## THE PROBLEM
Each entry below is to be extracted exactly.

Start of GIVEN DATA

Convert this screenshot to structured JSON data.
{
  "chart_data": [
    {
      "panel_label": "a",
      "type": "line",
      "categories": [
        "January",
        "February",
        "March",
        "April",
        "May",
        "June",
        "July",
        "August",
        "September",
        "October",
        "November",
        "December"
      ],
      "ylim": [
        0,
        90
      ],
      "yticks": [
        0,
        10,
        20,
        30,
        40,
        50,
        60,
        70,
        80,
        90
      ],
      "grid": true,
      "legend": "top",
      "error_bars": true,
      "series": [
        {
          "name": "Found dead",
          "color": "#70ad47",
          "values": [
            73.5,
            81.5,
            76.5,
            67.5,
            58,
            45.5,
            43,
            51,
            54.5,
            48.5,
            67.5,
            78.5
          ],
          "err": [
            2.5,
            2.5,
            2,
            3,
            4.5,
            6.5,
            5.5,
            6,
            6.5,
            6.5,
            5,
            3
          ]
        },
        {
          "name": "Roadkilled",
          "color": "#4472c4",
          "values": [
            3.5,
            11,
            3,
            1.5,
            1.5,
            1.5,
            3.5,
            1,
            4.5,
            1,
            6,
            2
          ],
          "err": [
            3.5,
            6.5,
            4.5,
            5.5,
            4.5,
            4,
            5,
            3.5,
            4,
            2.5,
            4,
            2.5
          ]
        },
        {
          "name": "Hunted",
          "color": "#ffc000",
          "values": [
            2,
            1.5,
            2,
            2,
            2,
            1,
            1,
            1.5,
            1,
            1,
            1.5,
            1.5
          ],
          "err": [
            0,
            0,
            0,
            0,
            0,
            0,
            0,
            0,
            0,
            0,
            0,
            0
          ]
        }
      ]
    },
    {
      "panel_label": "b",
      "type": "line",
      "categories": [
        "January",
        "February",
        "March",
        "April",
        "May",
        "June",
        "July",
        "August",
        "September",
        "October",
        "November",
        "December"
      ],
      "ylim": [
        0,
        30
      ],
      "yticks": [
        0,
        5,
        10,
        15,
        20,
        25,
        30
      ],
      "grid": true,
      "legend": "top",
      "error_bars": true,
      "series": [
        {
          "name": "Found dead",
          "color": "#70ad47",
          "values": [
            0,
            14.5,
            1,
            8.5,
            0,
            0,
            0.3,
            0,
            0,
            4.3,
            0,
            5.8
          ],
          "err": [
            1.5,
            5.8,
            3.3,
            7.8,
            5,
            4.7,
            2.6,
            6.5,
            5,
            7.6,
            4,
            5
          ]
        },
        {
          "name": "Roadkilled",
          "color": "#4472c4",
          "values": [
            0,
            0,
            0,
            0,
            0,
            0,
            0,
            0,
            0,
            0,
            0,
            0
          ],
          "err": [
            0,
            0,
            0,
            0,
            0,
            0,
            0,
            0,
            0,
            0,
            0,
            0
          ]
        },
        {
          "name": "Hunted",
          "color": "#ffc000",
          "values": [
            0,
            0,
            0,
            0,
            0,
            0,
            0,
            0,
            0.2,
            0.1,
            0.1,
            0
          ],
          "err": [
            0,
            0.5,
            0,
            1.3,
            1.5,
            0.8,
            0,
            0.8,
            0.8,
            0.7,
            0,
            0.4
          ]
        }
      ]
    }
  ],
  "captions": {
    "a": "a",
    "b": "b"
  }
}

End of GIVEN DATA

## OUTPUT BELOW
Convert this screenshot to structured JSON data.
{
  "chart_data": [
    {
      "panel_label": "a",
      "type": "line",
      "categories": [
        "January",
        "February",
        "March",
        "April",
        "May",
        "June",
        "July",
        "August",
        "September",
        "October",
        "November",
        "December"
      ],
      "ylim": [
        0,
        90
      ],
      "yticks": [
        0,
        10,
        20,
        30,
        40,
        50,
        60,
        70,
        80,
        90
      ],
      "grid": true,
      "legend": "top",
      "error_bars": true,
      "series": [
        {
          "name": "Found dead",
          "color": "#70ad47",
          "values": [
            73.5,
            81.5,
            76.5,
            67.5,
            58,
            45.5,
            43,
            51,
            54.5,
            48.5,
            67.5,
            78.5
          ],
          "err": [
            2.5,
            2.5,
            2,
            3,
            4.5,
            6.5,
            5.5,
            6,
            6.5,
            6.5,
            5,
            3
          ]
        },
        {
          "name": "Roadkilled",
          "color": "#4472c4",
          "values": [
            3.5,
            11,
            3,
            1.5,
            1.5,
            1.5,
            3.5,
            1,
            4.5,
            1,
            6,
            2
          ],
          "err": [
            3.5,
            6.5,
            4.5,
            5.5,
            4.5,
            4,
            5,
            3.5,
            4,
            2.5,
            4,
            2.5
          ]
        },
        {
          "name": "Hunted",
          "color": "#ffc000",
          "values": [
            2,
            1.5,
            2,
            2,
            2,
            1,
            1,
            1.5,
            1,
            1,
            1.5,
            1.5
          ],
          "err": [
            0,
            0,
            0,
            0,
            0,
            0,
            0,
            0,
            0,
            0,
            0,
            0
          ]
        }
      ]
    },
    {
      "panel_label": "b",
      "type": "line",
      "categories": [
        "January",
        "February",
        "March",
        "April",
        "May",
        "June",
        "July",
        "August",
        "September",
        "October",
        "November",
        "December"
      ],
      "ylim": [
        0,
        30
      ],
      "yticks": [
        0,
        5,
        10,
        15,
        20,
        25,
        30
      ],
      "grid": true,
      "legend": "top",
      "error_bars": true,
      "series": [
        {
          "name": "Found dead",
          "color": "#70ad47",
          "values": [
            0,
            14.5,
            1,
            8.5,
            0,
            0,
            0.3,
            0,
            0,
            4.3,
            0,
            5.8
          ],
          "err": [
            1.5,
            5.8,
            3.3,
            7.8,
            5,
            4.7,
            2.6,
            6.5,
            5,
            7.6,
            4,
            5
          ]
        },
        {
          "name": "Roadkilled",
          "color": "#4472c4",
          "values": [
            0,
            0,
            0,
            0,
            0,
            0,
            0,
            0,
            0,
            0,
            0,
            0
          ],
          "err": [
            0,
            0,
            0,
            0,
            0,
            0,
            0,
            0,
            0,
            0,
            0,
            0
          ]
        },
        {
          "name": "Hunted",
          "color": "#ffc000",
          "values": [
            0,
            0,
            0,
            0,
            0,
            0,
            0,
            0,
            0.2,
            0.1,
            0.1,
            0
          ],
          "err": [
            0,
            0.5,
            0,
            1.3,
            1.5,
            0.8,
            0,
            0.8,
            0.8,
            0.7,
            0,
            0.4
          ]
        }
      ]
    }
  ],
  "captions": {
    "a": "a",
    "b": "b"
  }
}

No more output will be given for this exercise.